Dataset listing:
####
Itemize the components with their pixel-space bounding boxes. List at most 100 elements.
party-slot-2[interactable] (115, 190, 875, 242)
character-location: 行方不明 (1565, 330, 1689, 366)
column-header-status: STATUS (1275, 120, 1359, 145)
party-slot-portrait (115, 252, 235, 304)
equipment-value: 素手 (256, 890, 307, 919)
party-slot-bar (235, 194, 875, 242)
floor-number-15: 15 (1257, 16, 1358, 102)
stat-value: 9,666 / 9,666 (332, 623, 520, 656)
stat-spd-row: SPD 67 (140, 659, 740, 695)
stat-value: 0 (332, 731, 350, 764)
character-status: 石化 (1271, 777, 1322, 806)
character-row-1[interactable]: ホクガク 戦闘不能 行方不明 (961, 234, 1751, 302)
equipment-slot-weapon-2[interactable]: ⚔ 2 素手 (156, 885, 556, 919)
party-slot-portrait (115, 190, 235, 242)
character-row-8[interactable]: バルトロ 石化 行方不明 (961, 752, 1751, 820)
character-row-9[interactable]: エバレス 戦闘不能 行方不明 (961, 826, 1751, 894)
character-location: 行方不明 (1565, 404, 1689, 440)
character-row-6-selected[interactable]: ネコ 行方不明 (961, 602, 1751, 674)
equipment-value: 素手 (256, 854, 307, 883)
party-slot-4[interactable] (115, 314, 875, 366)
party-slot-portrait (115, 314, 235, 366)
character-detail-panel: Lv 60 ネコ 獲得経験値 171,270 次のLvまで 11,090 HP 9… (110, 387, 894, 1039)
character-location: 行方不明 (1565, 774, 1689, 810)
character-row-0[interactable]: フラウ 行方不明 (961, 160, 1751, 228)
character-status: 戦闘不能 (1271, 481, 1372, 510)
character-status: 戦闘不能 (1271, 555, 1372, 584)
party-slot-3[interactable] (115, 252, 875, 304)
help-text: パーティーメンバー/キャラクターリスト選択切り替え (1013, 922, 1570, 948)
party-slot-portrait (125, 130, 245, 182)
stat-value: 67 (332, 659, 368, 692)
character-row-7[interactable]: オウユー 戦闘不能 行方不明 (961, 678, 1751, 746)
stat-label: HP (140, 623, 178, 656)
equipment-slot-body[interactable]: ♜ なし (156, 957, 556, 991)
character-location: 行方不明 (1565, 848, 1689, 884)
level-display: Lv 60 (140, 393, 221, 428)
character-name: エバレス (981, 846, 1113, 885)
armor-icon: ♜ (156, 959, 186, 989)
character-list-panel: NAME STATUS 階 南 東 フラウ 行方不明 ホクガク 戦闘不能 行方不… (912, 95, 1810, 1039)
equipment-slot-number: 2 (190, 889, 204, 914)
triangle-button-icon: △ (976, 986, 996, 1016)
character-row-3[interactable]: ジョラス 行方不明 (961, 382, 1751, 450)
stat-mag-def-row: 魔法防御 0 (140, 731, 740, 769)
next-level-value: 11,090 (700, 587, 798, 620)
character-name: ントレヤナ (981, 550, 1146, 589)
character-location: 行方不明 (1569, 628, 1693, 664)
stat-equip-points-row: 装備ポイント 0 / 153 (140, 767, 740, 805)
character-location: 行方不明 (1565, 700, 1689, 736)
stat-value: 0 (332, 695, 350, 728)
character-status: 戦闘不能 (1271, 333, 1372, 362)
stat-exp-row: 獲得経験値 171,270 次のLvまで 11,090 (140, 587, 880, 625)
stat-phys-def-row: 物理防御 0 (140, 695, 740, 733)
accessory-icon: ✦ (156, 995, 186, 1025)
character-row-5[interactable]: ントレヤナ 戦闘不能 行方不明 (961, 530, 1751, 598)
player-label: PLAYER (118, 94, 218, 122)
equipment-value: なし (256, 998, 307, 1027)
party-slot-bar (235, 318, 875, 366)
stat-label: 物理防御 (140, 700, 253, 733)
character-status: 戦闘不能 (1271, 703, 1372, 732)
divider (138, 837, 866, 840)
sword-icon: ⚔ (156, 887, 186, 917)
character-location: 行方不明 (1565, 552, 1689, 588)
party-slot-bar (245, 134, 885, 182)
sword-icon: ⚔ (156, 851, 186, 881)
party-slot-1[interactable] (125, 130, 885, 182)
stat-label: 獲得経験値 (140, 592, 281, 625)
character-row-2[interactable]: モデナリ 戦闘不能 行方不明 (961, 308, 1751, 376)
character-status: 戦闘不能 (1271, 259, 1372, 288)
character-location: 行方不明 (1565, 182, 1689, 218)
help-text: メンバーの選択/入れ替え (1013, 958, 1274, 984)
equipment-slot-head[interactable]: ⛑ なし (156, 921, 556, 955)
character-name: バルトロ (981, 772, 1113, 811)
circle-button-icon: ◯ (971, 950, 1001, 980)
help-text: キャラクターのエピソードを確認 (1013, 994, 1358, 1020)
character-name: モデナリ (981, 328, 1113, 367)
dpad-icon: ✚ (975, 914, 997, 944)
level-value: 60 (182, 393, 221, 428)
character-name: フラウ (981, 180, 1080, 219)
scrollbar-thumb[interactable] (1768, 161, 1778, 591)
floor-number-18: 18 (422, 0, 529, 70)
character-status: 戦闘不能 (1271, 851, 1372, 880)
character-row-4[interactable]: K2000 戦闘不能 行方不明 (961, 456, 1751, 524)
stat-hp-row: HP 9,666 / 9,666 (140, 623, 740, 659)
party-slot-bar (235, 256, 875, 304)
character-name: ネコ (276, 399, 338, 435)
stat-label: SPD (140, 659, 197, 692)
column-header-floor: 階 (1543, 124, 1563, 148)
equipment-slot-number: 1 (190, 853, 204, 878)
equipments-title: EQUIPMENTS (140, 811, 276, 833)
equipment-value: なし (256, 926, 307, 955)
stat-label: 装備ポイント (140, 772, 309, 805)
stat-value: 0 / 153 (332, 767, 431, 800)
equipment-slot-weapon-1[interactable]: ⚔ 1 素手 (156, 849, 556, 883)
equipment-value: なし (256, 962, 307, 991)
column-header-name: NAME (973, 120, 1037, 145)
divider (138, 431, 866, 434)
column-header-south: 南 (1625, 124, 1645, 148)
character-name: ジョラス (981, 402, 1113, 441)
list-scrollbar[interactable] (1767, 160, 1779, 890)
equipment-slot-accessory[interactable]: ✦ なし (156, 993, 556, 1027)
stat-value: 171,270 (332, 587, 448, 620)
####
[WHAT THE TASK REQUIRES]
Rewrite the listing as a numbered list, beginning with its first line and stopping after the line containing "floor-number-15: 15 (1257, 16, 1358, 102)", leaving out any blank lines.

[FINAL ANSWER]
1. Itemize the components with their pixel-space bounding boxes. List at most 100 elements.
2. party-slot-2[interactable] (115, 190, 875, 242)
3. character-location: 行方不明 (1565, 330, 1689, 366)
4. column-header-status: STATUS (1275, 120, 1359, 145)
5. party-slot-portrait (115, 252, 235, 304)
6. equipment-value: 素手 (256, 890, 307, 919)
7. party-slot-bar (235, 194, 875, 242)
8. floor-number-15: 15 (1257, 16, 1358, 102)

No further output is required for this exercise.